▶ Records supplied:
## BEGIN

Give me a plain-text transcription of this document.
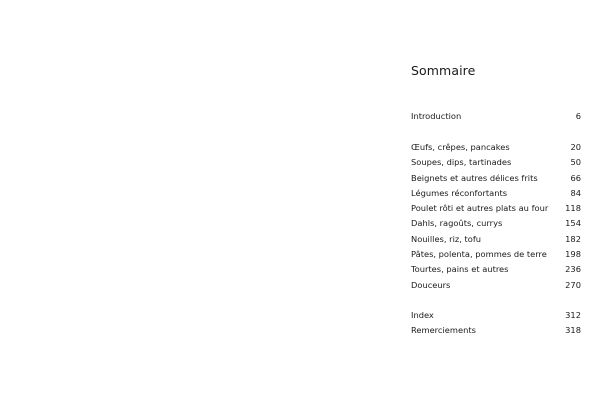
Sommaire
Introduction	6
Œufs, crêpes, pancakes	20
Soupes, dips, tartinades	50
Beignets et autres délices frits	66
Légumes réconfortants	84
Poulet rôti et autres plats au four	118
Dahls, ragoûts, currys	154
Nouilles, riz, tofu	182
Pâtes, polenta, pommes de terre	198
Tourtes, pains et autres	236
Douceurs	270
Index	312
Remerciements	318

## END
## BEGIN

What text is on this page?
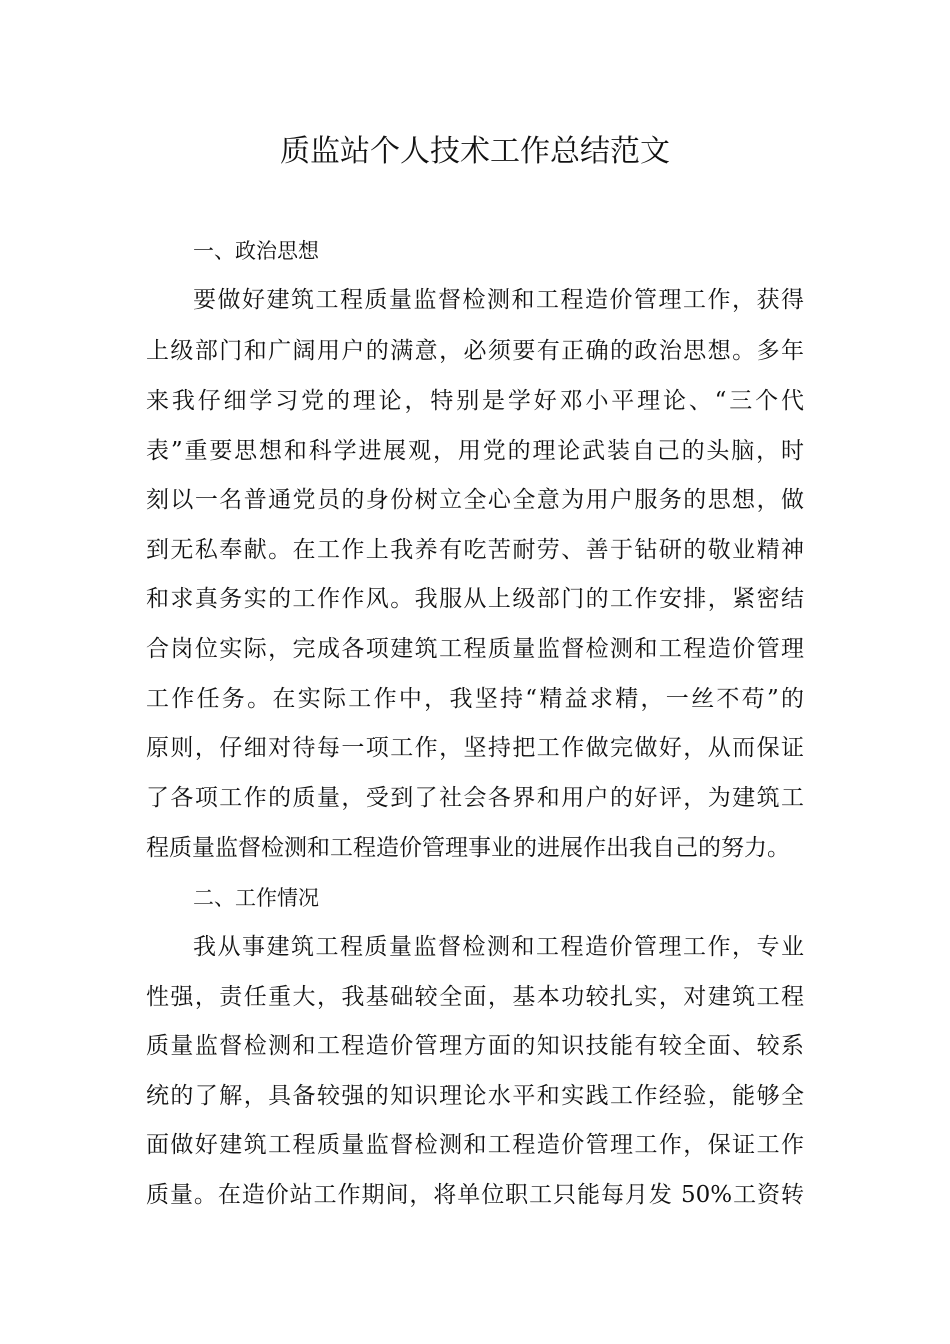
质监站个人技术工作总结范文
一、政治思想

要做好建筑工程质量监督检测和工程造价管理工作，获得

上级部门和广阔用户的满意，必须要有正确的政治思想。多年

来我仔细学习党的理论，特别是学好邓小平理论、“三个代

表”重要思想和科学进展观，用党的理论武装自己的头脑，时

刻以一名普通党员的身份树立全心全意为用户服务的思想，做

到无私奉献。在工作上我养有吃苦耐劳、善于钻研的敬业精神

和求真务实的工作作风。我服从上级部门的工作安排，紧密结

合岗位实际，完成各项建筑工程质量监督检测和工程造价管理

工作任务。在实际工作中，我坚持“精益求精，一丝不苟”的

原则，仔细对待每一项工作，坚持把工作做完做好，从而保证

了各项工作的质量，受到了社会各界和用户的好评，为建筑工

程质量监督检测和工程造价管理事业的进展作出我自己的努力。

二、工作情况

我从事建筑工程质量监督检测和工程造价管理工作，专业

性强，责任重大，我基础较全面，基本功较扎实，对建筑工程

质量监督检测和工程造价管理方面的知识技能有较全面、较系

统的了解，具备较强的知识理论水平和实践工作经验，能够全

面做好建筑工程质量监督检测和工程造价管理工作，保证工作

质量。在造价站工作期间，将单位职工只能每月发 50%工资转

## END

Scan the lines for the string "this". Pick out every line that has it.

Give me a plain-text transcription of this document.
What text is on this page?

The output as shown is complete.